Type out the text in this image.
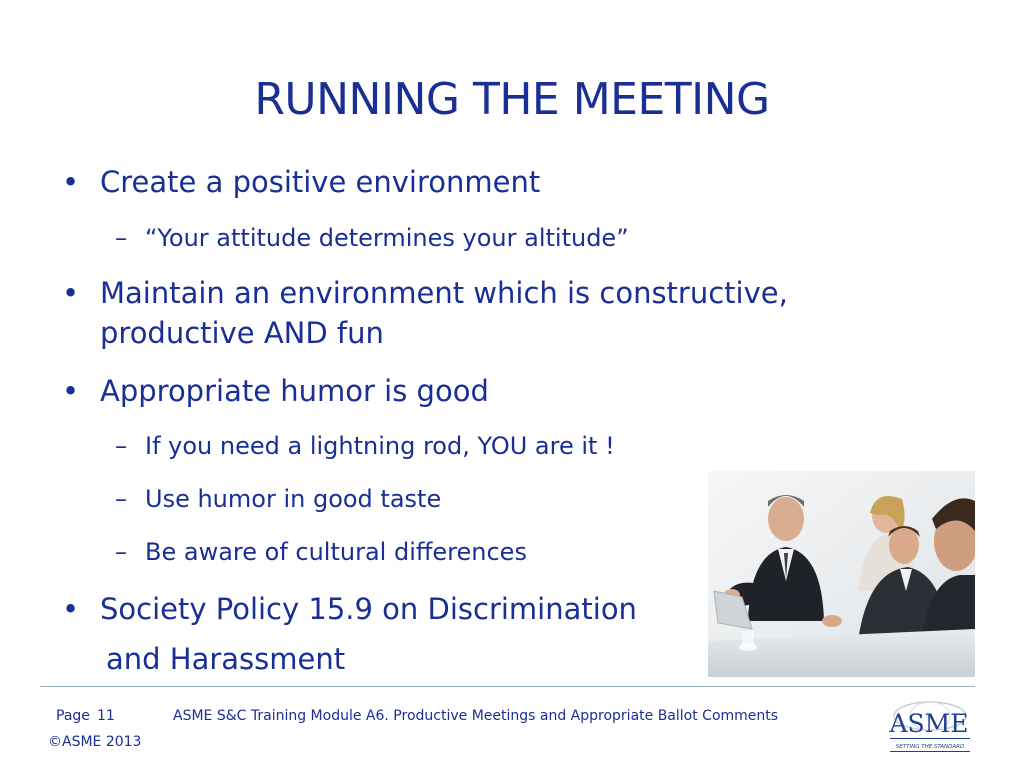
RUNNING THE MEETING
• Create a positive environment
– “Your attitude determines your altitude”
• Maintain an environment which is constructive,
productive AND fun
• Appropriate humor is good
– If you need a lightning rod, YOU are it !
– Use humor in good taste
– Be aware of cultural differences
• Society Policy 15.9 on Discrimination
and Harassment
Page 11	ASME S&C Training Module A6. Productive Meetings and Appropriate Ballot Comments
©ASME 2013
ASME
SETTING THE STANDARD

▶ [Exercise aim]
Write the records out once more, exactly as they appear, with no pictures.

▶ [Output below]
Type out the text in this image.
RUNNING THE MEETING
• Create a positive environment
– “Your attitude determines your altitude”
• Maintain an environment which is constructive,
productive AND fun
• Appropriate humor is good
– If you need a lightning rod, YOU are it !
– Use humor in good taste
– Be aware of cultural differences
• Society Policy 15.9 on Discrimination
and Harassment
Page 11	ASME S&C Training Module A6. Productive Meetings and Appropriate Ballot Comments
©ASME 2013
ASME
SETTING THE STANDARD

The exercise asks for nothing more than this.